* EXERCISE DIRECTIONS: Copy each of the following lines character for character, in the same order.

##### SUPPLIED ENTRIES #####

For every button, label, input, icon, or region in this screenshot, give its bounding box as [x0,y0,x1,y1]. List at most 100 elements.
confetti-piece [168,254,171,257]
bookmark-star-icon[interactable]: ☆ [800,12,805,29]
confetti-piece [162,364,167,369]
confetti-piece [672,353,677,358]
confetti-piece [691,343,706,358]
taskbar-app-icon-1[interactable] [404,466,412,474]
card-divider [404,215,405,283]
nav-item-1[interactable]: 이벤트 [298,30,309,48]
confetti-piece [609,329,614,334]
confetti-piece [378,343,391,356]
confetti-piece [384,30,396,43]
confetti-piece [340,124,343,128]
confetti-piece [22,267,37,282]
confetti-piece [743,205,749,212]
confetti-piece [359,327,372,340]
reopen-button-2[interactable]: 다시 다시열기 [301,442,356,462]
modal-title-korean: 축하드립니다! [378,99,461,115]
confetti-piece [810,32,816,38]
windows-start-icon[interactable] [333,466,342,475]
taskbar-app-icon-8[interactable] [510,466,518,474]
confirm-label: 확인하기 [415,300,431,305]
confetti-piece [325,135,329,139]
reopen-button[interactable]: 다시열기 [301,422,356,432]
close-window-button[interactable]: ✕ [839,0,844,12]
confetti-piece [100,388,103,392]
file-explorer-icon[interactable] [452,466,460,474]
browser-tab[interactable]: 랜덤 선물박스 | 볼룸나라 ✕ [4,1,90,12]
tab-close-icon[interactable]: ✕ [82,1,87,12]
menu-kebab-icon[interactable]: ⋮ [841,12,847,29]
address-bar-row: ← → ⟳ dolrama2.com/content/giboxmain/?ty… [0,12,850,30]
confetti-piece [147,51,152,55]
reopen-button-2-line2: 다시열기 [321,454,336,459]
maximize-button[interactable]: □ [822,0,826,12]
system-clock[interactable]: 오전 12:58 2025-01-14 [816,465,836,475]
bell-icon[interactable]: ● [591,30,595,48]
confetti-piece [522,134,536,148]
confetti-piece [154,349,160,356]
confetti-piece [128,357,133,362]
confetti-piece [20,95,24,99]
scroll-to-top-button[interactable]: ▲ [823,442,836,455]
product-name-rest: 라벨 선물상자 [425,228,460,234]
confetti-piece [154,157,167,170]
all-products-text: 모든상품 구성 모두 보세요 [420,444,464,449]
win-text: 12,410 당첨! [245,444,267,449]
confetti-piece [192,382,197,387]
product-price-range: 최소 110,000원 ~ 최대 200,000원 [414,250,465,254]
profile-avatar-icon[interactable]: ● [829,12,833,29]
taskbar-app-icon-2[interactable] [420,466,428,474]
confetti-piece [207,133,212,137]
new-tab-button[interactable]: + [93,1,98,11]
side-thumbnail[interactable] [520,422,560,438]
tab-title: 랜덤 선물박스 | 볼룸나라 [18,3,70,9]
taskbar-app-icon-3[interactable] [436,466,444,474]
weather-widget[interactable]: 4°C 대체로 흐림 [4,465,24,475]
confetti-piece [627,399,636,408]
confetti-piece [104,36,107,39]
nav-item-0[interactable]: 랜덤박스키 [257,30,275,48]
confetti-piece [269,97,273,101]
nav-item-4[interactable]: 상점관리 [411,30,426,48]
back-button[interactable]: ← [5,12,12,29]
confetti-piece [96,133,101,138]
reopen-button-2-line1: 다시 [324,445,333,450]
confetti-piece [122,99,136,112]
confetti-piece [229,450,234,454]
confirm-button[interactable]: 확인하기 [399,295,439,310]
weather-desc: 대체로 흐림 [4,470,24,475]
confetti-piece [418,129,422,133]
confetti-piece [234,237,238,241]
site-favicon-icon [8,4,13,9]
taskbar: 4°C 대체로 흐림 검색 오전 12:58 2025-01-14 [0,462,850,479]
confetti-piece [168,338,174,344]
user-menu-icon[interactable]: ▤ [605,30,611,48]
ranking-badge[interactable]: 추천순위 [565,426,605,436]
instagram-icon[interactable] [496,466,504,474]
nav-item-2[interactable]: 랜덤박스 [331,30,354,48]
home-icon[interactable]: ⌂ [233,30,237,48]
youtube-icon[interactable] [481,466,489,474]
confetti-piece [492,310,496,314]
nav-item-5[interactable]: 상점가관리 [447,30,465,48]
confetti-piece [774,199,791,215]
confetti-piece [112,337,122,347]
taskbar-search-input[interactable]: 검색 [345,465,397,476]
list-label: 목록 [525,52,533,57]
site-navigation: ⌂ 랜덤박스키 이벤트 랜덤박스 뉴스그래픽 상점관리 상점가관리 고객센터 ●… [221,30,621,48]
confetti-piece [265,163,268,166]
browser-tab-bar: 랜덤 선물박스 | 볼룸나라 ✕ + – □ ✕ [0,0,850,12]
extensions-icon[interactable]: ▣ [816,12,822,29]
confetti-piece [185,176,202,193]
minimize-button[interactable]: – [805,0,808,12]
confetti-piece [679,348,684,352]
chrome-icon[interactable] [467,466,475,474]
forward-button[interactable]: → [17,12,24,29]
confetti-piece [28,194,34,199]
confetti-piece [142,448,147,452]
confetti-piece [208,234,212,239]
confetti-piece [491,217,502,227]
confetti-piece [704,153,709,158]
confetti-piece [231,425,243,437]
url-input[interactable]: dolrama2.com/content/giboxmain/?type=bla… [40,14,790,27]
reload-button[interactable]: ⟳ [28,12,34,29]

#####

* EXERCISE OUTPUT:
For every button, label, input, icon, or region in this screenshot, give its bounding box as [x0,y0,x1,y1]. List at most 100 elements.
confetti-piece [168,254,171,257]
bookmark-star-icon[interactable]: ☆ [800,12,805,29]
confetti-piece [162,364,167,369]
confetti-piece [672,353,677,358]
confetti-piece [691,343,706,358]
taskbar-app-icon-1[interactable] [404,466,412,474]
card-divider [404,215,405,283]
nav-item-1[interactable]: 이벤트 [298,30,309,48]
confetti-piece [609,329,614,334]
confetti-piece [378,343,391,356]
confetti-piece [384,30,396,43]
confetti-piece [340,124,343,128]
confetti-piece [22,267,37,282]
confetti-piece [743,205,749,212]
confetti-piece [359,327,372,340]
reopen-button-2[interactable]: 다시 다시열기 [301,442,356,462]
modal-title-korean: 축하드립니다! [378,99,461,115]
confetti-piece [810,32,816,38]
windows-start-icon[interactable] [333,466,342,475]
taskbar-app-icon-8[interactable] [510,466,518,474]
confirm-label: 확인하기 [415,300,431,305]
confetti-piece [325,135,329,139]
reopen-button[interactable]: 다시열기 [301,422,356,432]
close-window-button[interactable]: ✕ [839,0,844,12]
confetti-piece [100,388,103,392]
file-explorer-icon[interactable] [452,466,460,474]
browser-tab[interactable]: 랜덤 선물박스 | 볼룸나라 ✕ [4,1,90,12]
tab-close-icon[interactable]: ✕ [82,1,87,12]
menu-kebab-icon[interactable]: ⋮ [841,12,847,29]
address-bar-row: ← → ⟳ dolrama2.com/content/giboxmain/?ty… [0,12,850,30]
confetti-piece [147,51,152,55]
reopen-button-2-line2: 다시열기 [321,454,336,459]
maximize-button[interactable]: □ [822,0,826,12]
system-clock[interactable]: 오전 12:58 2025-01-14 [816,465,836,475]
bell-icon[interactable]: ● [591,30,595,48]
confetti-piece [522,134,536,148]
confetti-piece [154,349,160,356]
confetti-piece [128,357,133,362]
confetti-piece [20,95,24,99]
scroll-to-top-button[interactable]: ▲ [823,442,836,455]
product-name-rest: 라벨 선물상자 [425,228,460,234]
confetti-piece [154,157,167,170]
all-products-text: 모든상품 구성 모두 보세요 [420,444,464,449]
win-text: 12,410 당첨! [245,444,267,449]
confetti-piece [192,382,197,387]
product-price-range: 최소 110,000원 ~ 최대 200,000원 [414,250,465,254]
profile-avatar-icon[interactable]: ● [829,12,833,29]
taskbar-app-icon-2[interactable] [420,466,428,474]
confetti-piece [207,133,212,137]
new-tab-button[interactable]: + [93,1,98,11]
side-thumbnail[interactable] [520,422,560,438]
tab-title: 랜덤 선물박스 | 볼룸나라 [18,3,70,9]
taskbar-app-icon-3[interactable] [436,466,444,474]
weather-widget[interactable]: 4°C 대체로 흐림 [4,465,24,475]
confetti-piece [627,399,636,408]
confetti-piece [104,36,107,39]
nav-item-0[interactable]: 랜덤박스키 [257,30,275,48]
confetti-piece [269,97,273,101]
nav-item-4[interactable]: 상점관리 [411,30,426,48]
back-button[interactable]: ← [5,12,12,29]
confetti-piece [96,133,101,138]
reopen-button-2-line1: 다시 [324,445,333,450]
confetti-piece [122,99,136,112]
confetti-piece [229,450,234,454]
confirm-button[interactable]: 확인하기 [399,295,439,310]
weather-desc: 대체로 흐림 [4,470,24,475]
confetti-piece [418,129,422,133]
confetti-piece [234,237,238,241]
site-favicon-icon [8,4,13,9]
taskbar: 4°C 대체로 흐림 검색 오전 12:58 2025-01-14 [0,462,850,479]
confetti-piece [168,338,174,344]
user-menu-icon[interactable]: ▤ [605,30,611,48]
ranking-badge[interactable]: 추천순위 [565,426,605,436]
instagram-icon[interactable] [496,466,504,474]
nav-item-2[interactable]: 랜덤박스 [331,30,354,48]
home-icon[interactable]: ⌂ [233,30,237,48]
youtube-icon[interactable] [481,466,489,474]
confetti-piece [492,310,496,314]
nav-item-5[interactable]: 상점가관리 [447,30,465,48]
confetti-piece [774,199,791,215]
confetti-piece [112,337,122,347]
taskbar-search-input[interactable]: 검색 [345,465,397,476]
list-label: 목록 [525,52,533,57]
site-navigation: ⌂ 랜덤박스키 이벤트 랜덤박스 뉴스그래픽 상점관리 상점가관리 고객센터 ●… [221,30,621,48]
confetti-piece [265,163,268,166]
browser-tab-bar: 랜덤 선물박스 | 볼룸나라 ✕ + – □ ✕ [0,0,850,12]
extensions-icon[interactable]: ▣ [816,12,822,29]
confetti-piece [185,176,202,193]
minimize-button[interactable]: – [805,0,808,12]
confetti-piece [679,348,684,352]
chrome-icon[interactable] [467,466,475,474]
forward-button[interactable]: → [17,12,24,29]
confetti-piece [28,194,34,199]
confetti-piece [142,448,147,452]
confetti-piece [208,234,212,239]
confetti-piece [491,217,502,227]
confetti-piece [704,153,709,158]
confetti-piece [231,425,243,437]
url-input[interactable]: dolrama2.com/content/giboxmain/?type=bla… [40,14,790,27]
reload-button[interactable]: ⟳ [28,12,34,29]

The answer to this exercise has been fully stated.